• TASK BRIEF: Output every line below without omitting or altering anything.

• PROVIDED DATA:
— Begin —

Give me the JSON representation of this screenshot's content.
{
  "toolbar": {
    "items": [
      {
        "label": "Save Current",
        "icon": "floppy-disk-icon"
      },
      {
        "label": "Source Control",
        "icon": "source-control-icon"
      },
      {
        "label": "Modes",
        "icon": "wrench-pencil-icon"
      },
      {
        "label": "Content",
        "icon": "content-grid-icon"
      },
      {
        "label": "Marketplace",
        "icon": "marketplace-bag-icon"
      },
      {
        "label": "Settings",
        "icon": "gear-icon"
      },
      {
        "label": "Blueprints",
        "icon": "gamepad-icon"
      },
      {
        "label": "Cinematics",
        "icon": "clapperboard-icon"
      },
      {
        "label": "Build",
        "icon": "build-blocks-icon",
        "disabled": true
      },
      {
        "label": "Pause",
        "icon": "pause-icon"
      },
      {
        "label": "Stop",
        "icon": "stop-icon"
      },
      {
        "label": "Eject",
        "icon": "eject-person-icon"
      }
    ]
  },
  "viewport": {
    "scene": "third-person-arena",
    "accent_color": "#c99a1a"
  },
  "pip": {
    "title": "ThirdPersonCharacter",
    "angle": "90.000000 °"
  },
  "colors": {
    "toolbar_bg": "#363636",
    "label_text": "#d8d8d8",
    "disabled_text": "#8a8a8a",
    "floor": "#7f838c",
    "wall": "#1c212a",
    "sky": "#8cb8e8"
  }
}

— End —

• WRITTEN SOLUTION:
Give me the JSON representation of this screenshot's content.
{
  "toolbar": {
    "items": [
      {
        "label": "Save Current",
        "icon": "floppy-disk-icon"
      },
      {
        "label": "Source Control",
        "icon": "source-control-icon"
      },
      {
        "label": "Modes",
        "icon": "wrench-pencil-icon"
      },
      {
        "label": "Content",
        "icon": "content-grid-icon"
      },
      {
        "label": "Marketplace",
        "icon": "marketplace-bag-icon"
      },
      {
        "label": "Settings",
        "icon": "gear-icon"
      },
      {
        "label": "Blueprints",
        "icon": "gamepad-icon"
      },
      {
        "label": "Cinematics",
        "icon": "clapperboard-icon"
      },
      {
        "label": "Build",
        "icon": "build-blocks-icon",
        "disabled": true
      },
      {
        "label": "Pause",
        "icon": "pause-icon"
      },
      {
        "label": "Stop",
        "icon": "stop-icon"
      },
      {
        "label": "Eject",
        "icon": "eject-person-icon"
      }
    ]
  },
  "viewport": {
    "scene": "third-person-arena",
    "accent_color": "#c99a1a"
  },
  "pip": {
    "title": "ThirdPersonCharacter",
    "angle": "90.000000 °"
  },
  "colors": {
    "toolbar_bg": "#363636",
    "label_text": "#d8d8d8",
    "disabled_text": "#8a8a8a",
    "floor": "#7f838c",
    "wall": "#1c212a",
    "sky": "#8cb8e8"
  }
}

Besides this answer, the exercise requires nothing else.